[Data records]
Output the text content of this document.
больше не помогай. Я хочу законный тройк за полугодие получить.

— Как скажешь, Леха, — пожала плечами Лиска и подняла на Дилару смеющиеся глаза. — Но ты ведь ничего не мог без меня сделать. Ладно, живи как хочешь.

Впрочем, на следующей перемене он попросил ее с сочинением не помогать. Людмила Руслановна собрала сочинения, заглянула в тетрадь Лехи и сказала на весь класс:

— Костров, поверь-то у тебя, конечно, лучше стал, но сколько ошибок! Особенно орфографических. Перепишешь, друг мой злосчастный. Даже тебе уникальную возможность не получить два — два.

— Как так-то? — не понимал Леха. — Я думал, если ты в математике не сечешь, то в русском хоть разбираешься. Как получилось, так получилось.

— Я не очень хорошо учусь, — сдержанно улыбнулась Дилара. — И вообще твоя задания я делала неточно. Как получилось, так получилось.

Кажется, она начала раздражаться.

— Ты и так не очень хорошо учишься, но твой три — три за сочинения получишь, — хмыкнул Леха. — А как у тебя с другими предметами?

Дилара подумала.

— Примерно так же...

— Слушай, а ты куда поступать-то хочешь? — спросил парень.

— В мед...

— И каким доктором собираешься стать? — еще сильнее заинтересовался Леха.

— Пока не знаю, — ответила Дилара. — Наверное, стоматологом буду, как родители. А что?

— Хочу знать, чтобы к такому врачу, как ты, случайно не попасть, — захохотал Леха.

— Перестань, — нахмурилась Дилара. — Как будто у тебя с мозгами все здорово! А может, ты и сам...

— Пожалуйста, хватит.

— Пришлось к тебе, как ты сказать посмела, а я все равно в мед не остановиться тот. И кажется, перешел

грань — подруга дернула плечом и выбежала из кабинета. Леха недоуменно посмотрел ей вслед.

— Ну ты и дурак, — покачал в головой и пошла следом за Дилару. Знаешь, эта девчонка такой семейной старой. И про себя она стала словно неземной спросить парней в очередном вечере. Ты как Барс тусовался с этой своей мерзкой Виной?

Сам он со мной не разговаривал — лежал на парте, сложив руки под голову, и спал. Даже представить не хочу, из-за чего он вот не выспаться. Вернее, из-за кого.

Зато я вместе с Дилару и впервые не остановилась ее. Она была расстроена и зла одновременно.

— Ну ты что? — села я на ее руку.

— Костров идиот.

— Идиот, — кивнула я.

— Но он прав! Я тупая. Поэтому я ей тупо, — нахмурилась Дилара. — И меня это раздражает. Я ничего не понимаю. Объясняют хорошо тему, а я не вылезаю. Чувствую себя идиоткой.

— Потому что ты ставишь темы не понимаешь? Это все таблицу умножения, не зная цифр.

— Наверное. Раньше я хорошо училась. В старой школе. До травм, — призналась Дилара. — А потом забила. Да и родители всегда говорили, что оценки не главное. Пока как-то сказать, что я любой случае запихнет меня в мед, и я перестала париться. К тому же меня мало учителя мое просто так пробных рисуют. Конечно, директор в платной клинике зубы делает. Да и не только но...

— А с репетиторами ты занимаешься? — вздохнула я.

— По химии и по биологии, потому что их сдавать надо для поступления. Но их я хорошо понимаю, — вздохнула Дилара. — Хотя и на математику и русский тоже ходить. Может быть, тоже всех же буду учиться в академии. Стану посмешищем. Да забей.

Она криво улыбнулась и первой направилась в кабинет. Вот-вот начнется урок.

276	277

Task to complete ▸ All records above must be set down exactly, please.

Output of the task ▸
Output the text content of this document.
больше не помогай. Я хочу законный тройк за полугодие получить.

— Как скажешь, Леха, — пожала плечами Лиска и подняла на Дилару смеющиеся глаза. — Но ты ведь ничего не мог без меня сделать. Ладно, живи как хочешь.

Впрочем, на следующей перемене он попросил ее с сочинением не помогать. Людмила Руслановна собрала сочинения, заглянула в тетрадь Лехи и сказала на весь класс:

— Костров, поверь-то у тебя, конечно, лучше стал, но сколько ошибок! Особенно орфографических. Перепишешь, друг мой злосчастный. Даже тебе уникальную возможность не получить два — два.

— Как так-то? — не понимал Леха. — Я думал, если ты в математике не сечешь, то в русском хоть разбираешься. Как получилось, так получилось.

— Я не очень хорошо учусь, — сдержанно улыбнулась Дилара. — И вообще твоя задания я делала неточно. Как получилось, так получилось.

Кажется, она начала раздражаться.

— Ты и так не очень хорошо учишься, но твой три — три за сочинения получишь, — хмыкнул Леха. — А как у тебя с другими предметами?

Дилара подумала.

— Примерно так же...

— Слушай, а ты куда поступать-то хочешь? — спросил парень.

— В мед...

— И каким доктором собираешься стать? — еще сильнее заинтересовался Леха.

— Пока не знаю, — ответила Дилара. — Наверное, стоматологом буду, как родители. А что?

— Хочу знать, чтобы к такому врачу, как ты, случайно не попасть, — захохотал Леха.

— Перестань, — нахмурилась Дилара. — Как будто у тебя с мозгами все здорово! А может, ты и сам...

— Пожалуйста, хватит.

— Пришлось к тебе, как ты сказать посмела, а я все равно в мед не остановиться тот. И кажется, перешел

грань — подруга дернула плечом и выбежала из кабинета. Леха недоуменно посмотрел ей вслед.

— Ну ты и дурак, — покачал в головой и пошла следом за Дилару. Знаешь, эта девчонка такой семейной старой. И про себя она стала словно неземной спросить парней в очередном вечере. Ты как Барс тусовался с этой своей мерзкой Виной?

Сам он со мной не разговаривал — лежал на парте, сложив руки под голову, и спал. Даже представить не хочу, из-за чего он вот не выспаться. Вернее, из-за кого.

Зато я вместе с Дилару и впервые не остановилась ее. Она была расстроена и зла одновременно.

— Ну ты что? — села я на ее руку.

— Костров идиот.

— Идиот, — кивнула я.

— Но он прав! Я тупая. Поэтому я ей тупо, — нахмурилась Дилара. — И меня это раздражает. Я ничего не понимаю. Объясняют хорошо тему, а я не вылезаю. Чувствую себя идиоткой.

— Потому что ты ставишь темы не понимаешь? Это все таблицу умножения, не зная цифр.

— Наверное. Раньше я хорошо училась. В старой школе. До травм, — призналась Дилара. — А потом забила. Да и родители всегда говорили, что оценки не главное. Пока как-то сказать, что я любой случае запихнет меня в мед, и я перестала париться. К тому же меня мало учителя мое просто так пробных рисуют. Конечно, директор в платной клинике зубы делает. Да и не только но...

— А с репетиторами ты занимаешься? — вздохнула я.

— По химии и по биологии, потому что их сдавать надо для поступления. Но их я хорошо понимаю, — вздохнула Дилара. — Хотя и на математику и русский тоже ходить. Может быть, тоже всех же буду учиться в академии. Стану посмешищем. Да забей.

Она криво улыбнулась и первой направилась в кабинет. Вот-вот начнется урок.

276	277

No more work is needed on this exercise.